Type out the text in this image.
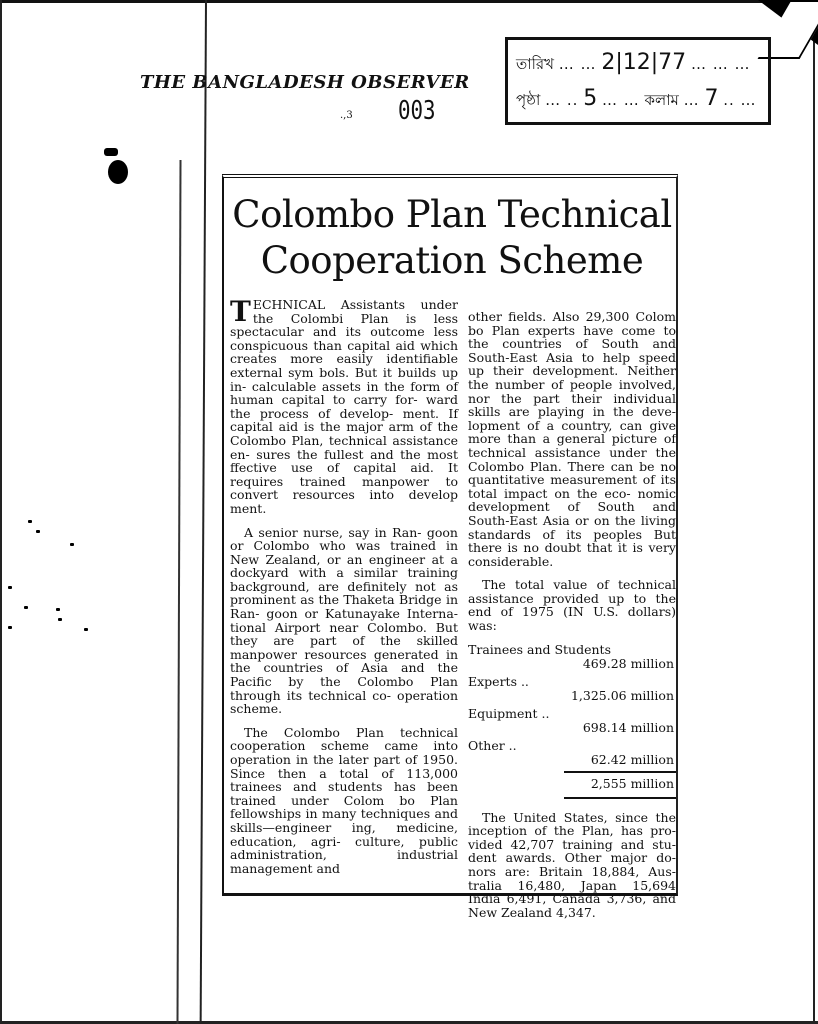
THE BANGLADESH OBSERVER
.,3 003
তারিখ … … 2|12|77 … … …
পৃষ্ঠা … .. 5 … … কলাম … 7 .. …
Colombo Plan Technical
Cooperation Scheme

TECHNICAL Assistants under the Colombi Plan is less spectacular and its outcome less conspicuous than capital aid which creates more easily identifiable external sym bols. But it builds up in- calculable assets in the form of human capital to carry for- ward the process of develop- ment. If capital aid is the major arm of the Colombo Plan, technical assistance en- sures the fullest and the most ffective use of capital aid. It requires trained manpower to convert resources into develop ment.

A senior nurse, say in Ran- goon or Colombo who was trained in New Zealand, or an engineer at a dockyard with a similar training background, are definitely not as prominent as the Thaketa Bridge in Ran- goon or Katunayake Interna- tional Airport near Colombo. But they are part of the skilled manpower resources generated in the countries of Asia and the Pacific by the Colombo Plan through its technical co- operation scheme.

The Colombo Plan technical cooperation scheme came into operation in the later part of 1950. Since then a total of 113,000 trainees and students has been trained under Colom bo Plan fellowships in many techniques and skills—engineer ing, medicine, education, agri- culture, public administration, industrial management and

other fields. Also 29,300 Colom bo Plan experts have come to the countries of South and South-East Asia to help speed up their development. Neither the number of people involved, nor the part their individual skills are playing in the deve- lopment of a country, can give more than a general picture of technical assistance under the Colombo Plan. There can be no quantitative measurement of its total impact on the eco- nomic development of South and South-East Asia or on the living standards of its peoples But there is no doubt that it is very considerable.

The total value of technical assistance provided up to the end of 1975 (IN U.S. dollars) was:

Trainees and Students
469.28 million
Experts ..
1,325.06 million
Equipment ..
698.14 million
Other ..
62.42 million
2,555 million

The United States, since the inception of the Plan, has pro- vided 42,707 training and stu- dent awards. Other major do- nors are: Britain 18,884, Aus- tralia 16,480, Japan 15,694 India 6,491, Canada 3,736, and New Zealand 4,347.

#### Aim of the exercise
Make a list of all lines in the data that contain "training".

#### Response to this exercise
A senior nurse, say in Ran- goon or Colombo who was trained in New Zealand, or an engineer at a dockyard with a similar training background, are definitely not as prominent as the Thaketa Bridge in Ran- goon or Katunayake Interna- tional Airport near Colombo. But they are part of the skilled manpower resources generated in the countries of Asia and the Pacific by the Colombo Plan through its technical co- operation scheme.
The United States, since the inception of the Plan, has pro- vided 42,707 training and stu- dent awards. Other major do- nors are: Britain 18,884, Aus- tralia 16,480, Japan 15,694 India 6,491, Canada 3,736, and New Zealand 4,347.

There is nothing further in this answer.